▶ **Exercise details**: Extract every line of the listing below that contains the string "bbox".

— START Information given —

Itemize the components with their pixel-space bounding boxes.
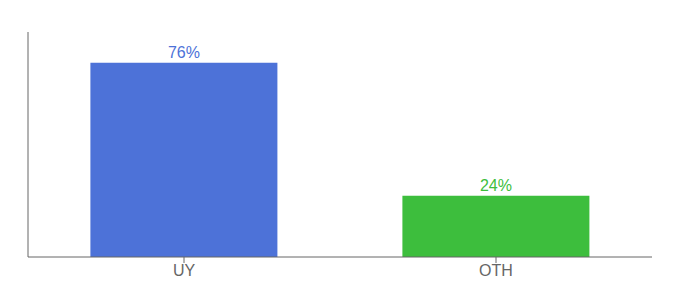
svg-text:UY: UY bbox=[173, 262, 196, 279]
svg-text:OTH: OTH bbox=[479, 262, 513, 279]
svg-text:24%: 24% bbox=[480, 177, 512, 194]
svg-text:76%: 76% bbox=[168, 44, 200, 61]
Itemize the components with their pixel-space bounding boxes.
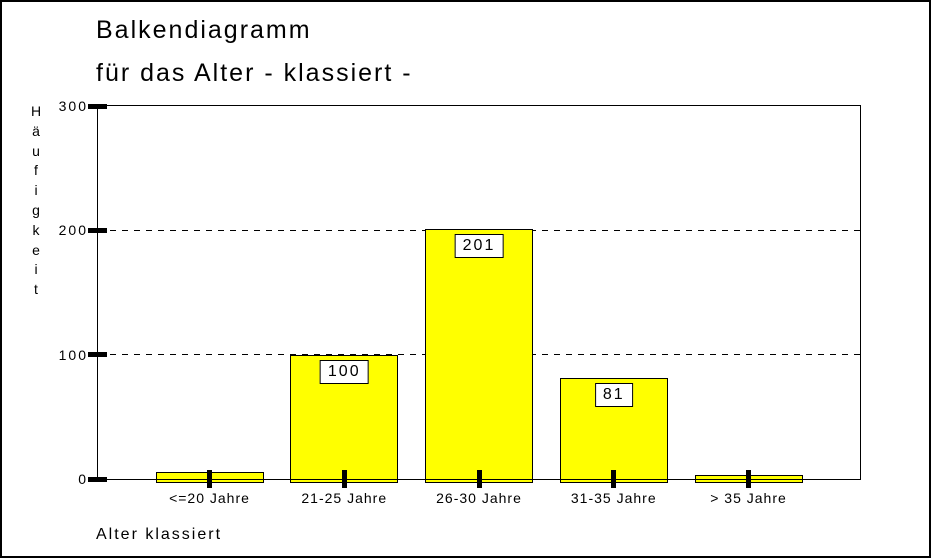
bar: 201: [425, 229, 533, 483]
x-tick: [746, 470, 751, 488]
x-tick: [341, 470, 347, 488]
y-axis-title-letter: ä: [32, 122, 40, 139]
x-tick-label: 26-30 Jahre: [436, 490, 522, 506]
x-axis-title: Alter klassiert: [96, 526, 223, 543]
x-tick-label: <=20 Jahre: [169, 490, 250, 506]
x-tick: [611, 470, 617, 488]
bar-value-label: 81: [594, 383, 633, 408]
y-axis-title-letter: f: [34, 162, 38, 179]
y-axis-title-letter: i: [34, 261, 38, 278]
bar-value-label: 100: [319, 359, 369, 384]
y-tick-label: 0: [78, 471, 88, 487]
bar: 100: [290, 354, 399, 483]
x-tick-label: > 35 Jahre: [710, 490, 787, 506]
y-tick: [88, 476, 107, 482]
y-axis-title-letter: t: [34, 281, 38, 298]
y-tick: [88, 103, 107, 109]
x-tick: [476, 470, 482, 488]
y-axis-title-letter: H: [30, 103, 42, 119]
bar: 81: [559, 378, 668, 483]
y-tick-label: 300: [58, 98, 88, 114]
y-tick: [88, 352, 107, 358]
y-axis-title-letter: u: [32, 142, 40, 159]
y-axis-title-letter: k: [32, 221, 40, 238]
plot-area: <=20 Jahre 100 21-25 Jahre 201 26-30 Jahre 81…: [59, 98, 861, 506]
bar-value-label: 201: [454, 234, 504, 259]
x-tick-label: 21-25 Jahre: [301, 490, 388, 506]
x-tick: [207, 470, 212, 488]
chart-title: Balkendiagramm: [96, 16, 312, 44]
y-tick-label: 200: [58, 222, 88, 239]
y-tick-label: 100: [58, 346, 88, 363]
y-axis-title-letter: g: [32, 201, 40, 218]
y-axis-title-letter: i: [34, 182, 38, 199]
x-tick-label: 31-35 Jahre: [570, 490, 657, 506]
y-axis-title-letter: e: [32, 241, 40, 258]
y-tick: [88, 227, 107, 233]
chart-subtitle: für das Alter - klassiert -: [96, 59, 413, 87]
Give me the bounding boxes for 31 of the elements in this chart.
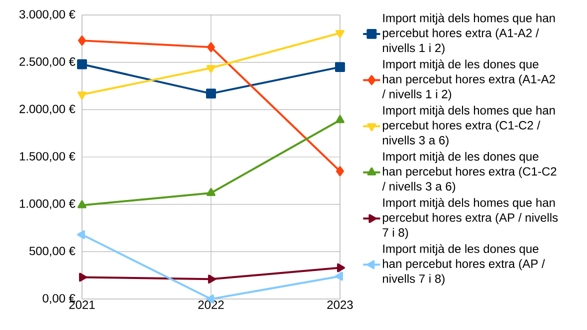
x-tick-label: 2023 <box>327 300 353 309</box>
point <box>336 115 344 124</box>
x-tick-label: 2022 <box>198 300 224 309</box>
y-tick-label: 3.000,00 € <box>19 10 76 20</box>
point <box>78 200 86 208</box>
point <box>206 65 216 73</box>
y-tick-label: 500,00 € <box>29 246 76 257</box>
point <box>208 274 216 284</box>
point <box>77 230 85 240</box>
point <box>77 59 87 70</box>
point <box>78 36 86 46</box>
point <box>206 88 216 99</box>
point <box>207 42 215 52</box>
point <box>336 166 344 176</box>
legend-label: Import mitjà de les dones que han percebut hores extra (C1-C2 / nivells 3 a 6) <box>382 152 556 193</box>
y-tick-label: 2.500,00 € <box>20 57 76 68</box>
point <box>206 188 216 196</box>
y-tick-label: 2.000,00 € <box>20 104 76 115</box>
y-tick-label: 1.000,00 € <box>20 199 76 210</box>
y-tick-label: 1.500,00 € <box>20 152 76 162</box>
point <box>78 92 86 100</box>
point <box>337 263 345 272</box>
legend-label: Import mitjà de les dones que han percebut hores extra (A1-A2 / nivells 1 i 2) <box>382 60 555 101</box>
legend-label: Import mitjà dels homes que han percebut hores extra (C1-C2 / nivells 3 a 6) <box>382 106 555 147</box>
point <box>335 62 345 72</box>
legend-label: Import mitjà de les dones que han percebut hores extra (AP / nivells 7 i 8) <box>382 244 545 286</box>
legend-label: Import mitjà dels homes que han percebut hores extra (A1-A2 / nivells 1 i 2) <box>382 13 555 55</box>
point <box>79 272 87 282</box>
point <box>335 272 343 281</box>
legend-label: Import mitjà dels homes que han percebut hores extra (AP / nivells 7 i 8) <box>382 198 558 240</box>
point <box>336 30 344 38</box>
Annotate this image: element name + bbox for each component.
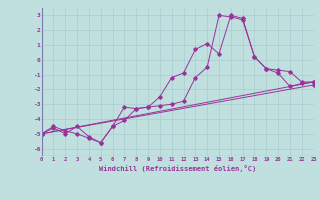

— END Information given —

▶ **Finished task**:
svg-text:UY: UY bbox=[173, 262, 196, 279]
svg-text:OTH: OTH bbox=[479, 262, 513, 279]
svg-text:24%: 24% bbox=[480, 177, 512, 194]
svg-text:76%: 76% bbox=[168, 44, 200, 61]
Annotate this image: element name + bbox for each component.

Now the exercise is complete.